What you have to do ▸ Return all lines in the material below that contain "SUSTAINABILITY".

--- start The data ---

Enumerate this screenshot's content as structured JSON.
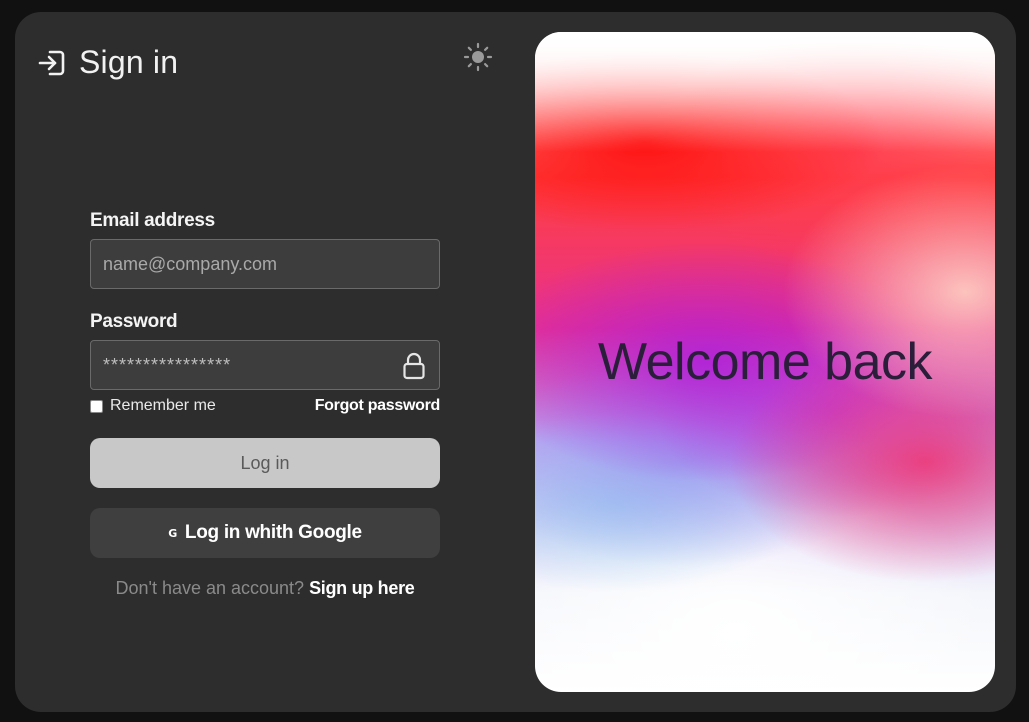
{
  "header": {
    "title": "Sign in",
    "icon": "sign-in-icon"
  },
  "theme_toggle": {
    "icon": "sun-icon"
  },
  "form": {
    "email_label": "Email address",
    "email_placeholder": "name@company.com",
    "email_value": "",
    "password_label": "Password",
    "password_value": "****************",
    "password_icon": "lock-icon",
    "remember_label": "Remember me",
    "remember_checked": false,
    "forgot_label": "Forgot password",
    "login_label": "Log in",
    "google_icon": "google-g-icon",
    "google_glyph": "G",
    "google_label": "Log in whith Google",
    "signup_prompt": "Don't have an account?",
    "signup_link": "Sign up here"
  },
  "hero": {
    "text": "Welcome back"
  },
  "colors": {
    "page_bg": "#111111",
    "card_bg": "#2d2d2d",
    "input_bg": "#3d3d3d",
    "login_button_bg": "#c8c8c8",
    "google_button_bg": "#3f3f3f",
    "hero_text": "#2a1e3a"
  }
}
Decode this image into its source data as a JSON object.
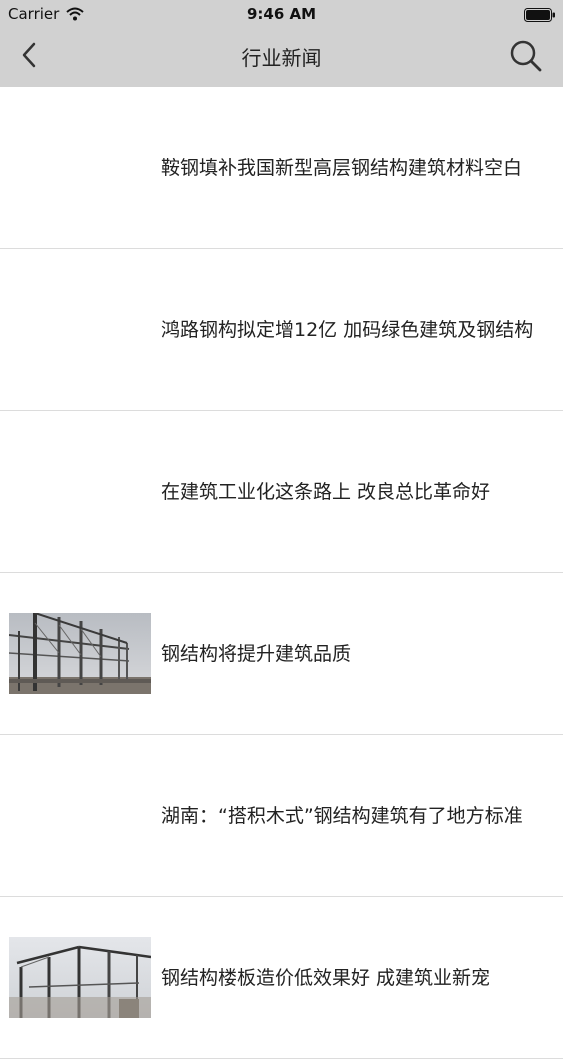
{
  "status_bar": {
    "carrier": "Carrier",
    "time": "9:46 AM",
    "icons": [
      "wifi-icon",
      "battery-icon"
    ]
  },
  "nav": {
    "title": "行业新闻",
    "back_icon": "chevron-left-icon",
    "search_icon": "search-icon",
    "background": "#d1d1d1"
  },
  "news": [
    {
      "title": "鞍钢填补我国新型高层钢结构建筑材料空白",
      "thumbnail": "none"
    },
    {
      "title": "鸿路钢构拟定增12亿 加码绿色建筑及钢结构",
      "thumbnail": "none"
    },
    {
      "title": "在建筑工业化这条路上 改良总比革命好",
      "thumbnail": "none"
    },
    {
      "title": "钢结构将提升建筑品质",
      "thumbnail": "steel-frame-photo"
    },
    {
      "title": "湖南：“搭积木式”钢结构建筑有了地方标准",
      "thumbnail": "none"
    },
    {
      "title": "钢结构楼板造价低效果好 成建筑业新宠",
      "thumbnail": "steel-frame-photo"
    }
  ]
}
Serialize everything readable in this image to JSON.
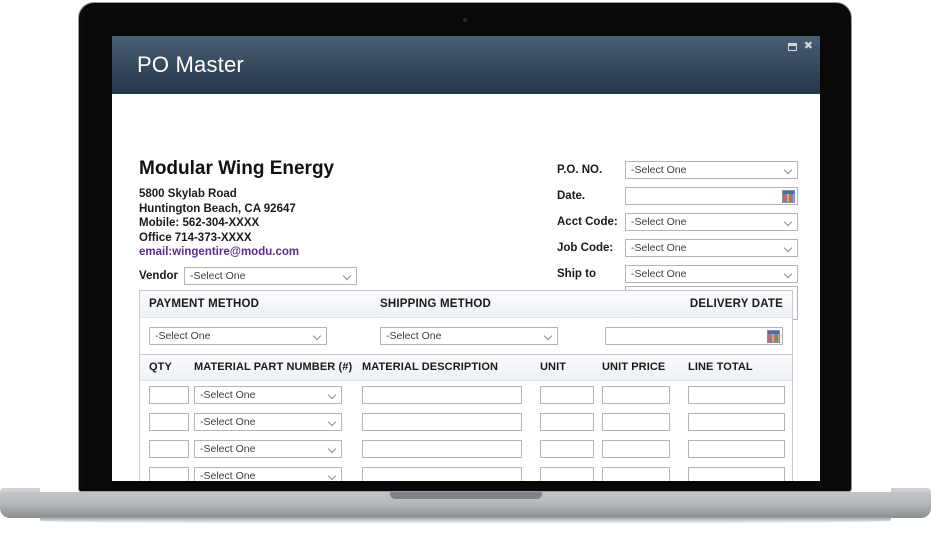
{
  "window": {
    "title": "PO Master",
    "controls": [
      {
        "name": "restore-button",
        "glyph": ""
      },
      {
        "name": "close-button",
        "glyph": "✖"
      }
    ]
  },
  "company": {
    "name": "Modular Wing Energy",
    "address_line1": "5800 Skylab Road",
    "address_line2": "Huntington Beach, CA 92647",
    "mobile": "Mobile: 562-304-XXXX",
    "office": "Office 714-373-XXXX",
    "email": "email:wingentire@modu.com",
    "email_color": "#5b2d8e"
  },
  "vendor": {
    "label": "Vendor",
    "select_value": "-Select One"
  },
  "order_fields": [
    {
      "label": "P.O. NO.",
      "type": "select",
      "value": "-Select One"
    },
    {
      "label": "Date.",
      "type": "date",
      "value": ""
    },
    {
      "label": "Acct Code:",
      "type": "select",
      "value": "-Select One"
    },
    {
      "label": "Job Code:",
      "type": "select",
      "value": "-Select One"
    },
    {
      "label": "Ship to",
      "type": "select",
      "value": "-Select One"
    }
  ],
  "band": {
    "payment_header": "PAYMENT METHOD",
    "shipping_header": "SHIPPING METHOD",
    "delivery_header": "DELIVERY DATE",
    "payment_value": "-Select One",
    "shipping_value": "-Select One",
    "delivery_value": ""
  },
  "items_table": {
    "columns": [
      "QTY",
      "MATERIAL PART NUMBER (#)",
      "MATERIAL DESCRIPTION",
      "UNIT",
      "UNIT PRICE",
      "LINE TOTAL"
    ],
    "rows": [
      {
        "qty": "",
        "part": "-Select One",
        "description": "",
        "unit": "",
        "unit_price": "",
        "line_total": ""
      },
      {
        "qty": "",
        "part": "-Select One",
        "description": "",
        "unit": "",
        "unit_price": "",
        "line_total": ""
      },
      {
        "qty": "",
        "part": "-Select One",
        "description": "",
        "unit": "",
        "unit_price": "",
        "line_total": ""
      },
      {
        "qty": "",
        "part": "-Select One",
        "description": "",
        "unit": "",
        "unit_price": "",
        "line_total": ""
      }
    ]
  },
  "theme": {
    "titlebar_top": "#4a6076",
    "titlebar_bottom": "#25374a",
    "field_border": "#b4b4b4",
    "band_bg": "#f4f6f9"
  }
}
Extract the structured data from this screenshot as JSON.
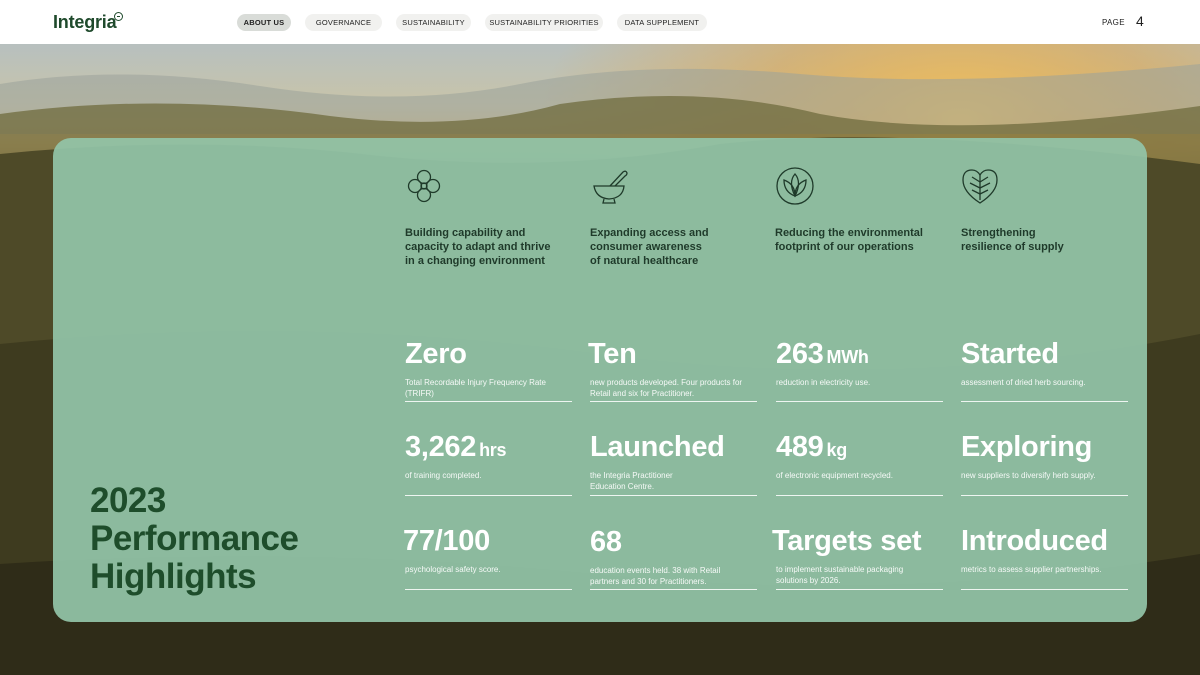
{
  "header": {
    "logo": "Integria",
    "nav": [
      {
        "label": "ABOUT US",
        "active": true
      },
      {
        "label": "GOVERNANCE",
        "active": false
      },
      {
        "label": "SUSTAINABILITY",
        "active": false
      },
      {
        "label": "SUSTAINABILITY PRIORITIES",
        "active": false
      },
      {
        "label": "DATA SUPPLEMENT",
        "active": false
      }
    ],
    "page_label": "PAGE",
    "page_number": "4"
  },
  "title": {
    "line1": "2023",
    "line2": "Performance",
    "line3": "Highlights"
  },
  "themes": [
    {
      "icon": "flower-icon",
      "text": "Building capability and capacity to adapt and thrive in a changing environment"
    },
    {
      "icon": "mortar-pestle-icon",
      "text": "Expanding access and consumer awareness of natural healthcare"
    },
    {
      "icon": "lotus-icon",
      "text": "Reducing the environmental footprint of our operations"
    },
    {
      "icon": "leaf-heart-icon",
      "text": "Strengthening resilience of supply"
    }
  ],
  "stats": [
    {
      "value": "Zero",
      "unit": "",
      "desc": "Total Recordable Injury Frequency Rate (TRIFR)"
    },
    {
      "value": "Ten",
      "unit": "",
      "desc": "new products developed. Four products for Retail and six for Practitioner."
    },
    {
      "value": "263",
      "unit": "MWh",
      "desc": "reduction in electricity use."
    },
    {
      "value": "Started",
      "unit": "",
      "desc": "assessment of dried herb sourcing."
    },
    {
      "value": "3,262",
      "unit": "hrs",
      "desc": "of training completed."
    },
    {
      "value": "Launched",
      "unit": "",
      "desc": "the Integria Practitioner Education Centre."
    },
    {
      "value": "489",
      "unit": "kg",
      "desc": "of electronic equipment recycled."
    },
    {
      "value": "Exploring",
      "unit": "",
      "desc": "new suppliers to diversify herb supply."
    },
    {
      "value": "77/100",
      "unit": "",
      "desc": "psychological safety score."
    },
    {
      "value": "68",
      "unit": "",
      "desc": "education events held. 38 with Retail partners and 30 for Practitioners."
    },
    {
      "value": "Targets set",
      "unit": "",
      "desc": "to implement sustainable packaging solutions by 2026."
    },
    {
      "value": "Introduced",
      "unit": "",
      "desc": "metrics to assess supplier partnerships."
    }
  ],
  "colors": {
    "panel": "#92c4a8",
    "title": "#1e4d2b",
    "text_dark": "#1f3a2a",
    "icon": "#1f3a2a"
  }
}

--- end The data ---

Solution to the problem ▸
        "label": "SUSTAINABILITY",
        "label": "SUSTAINABILITY PRIORITIES",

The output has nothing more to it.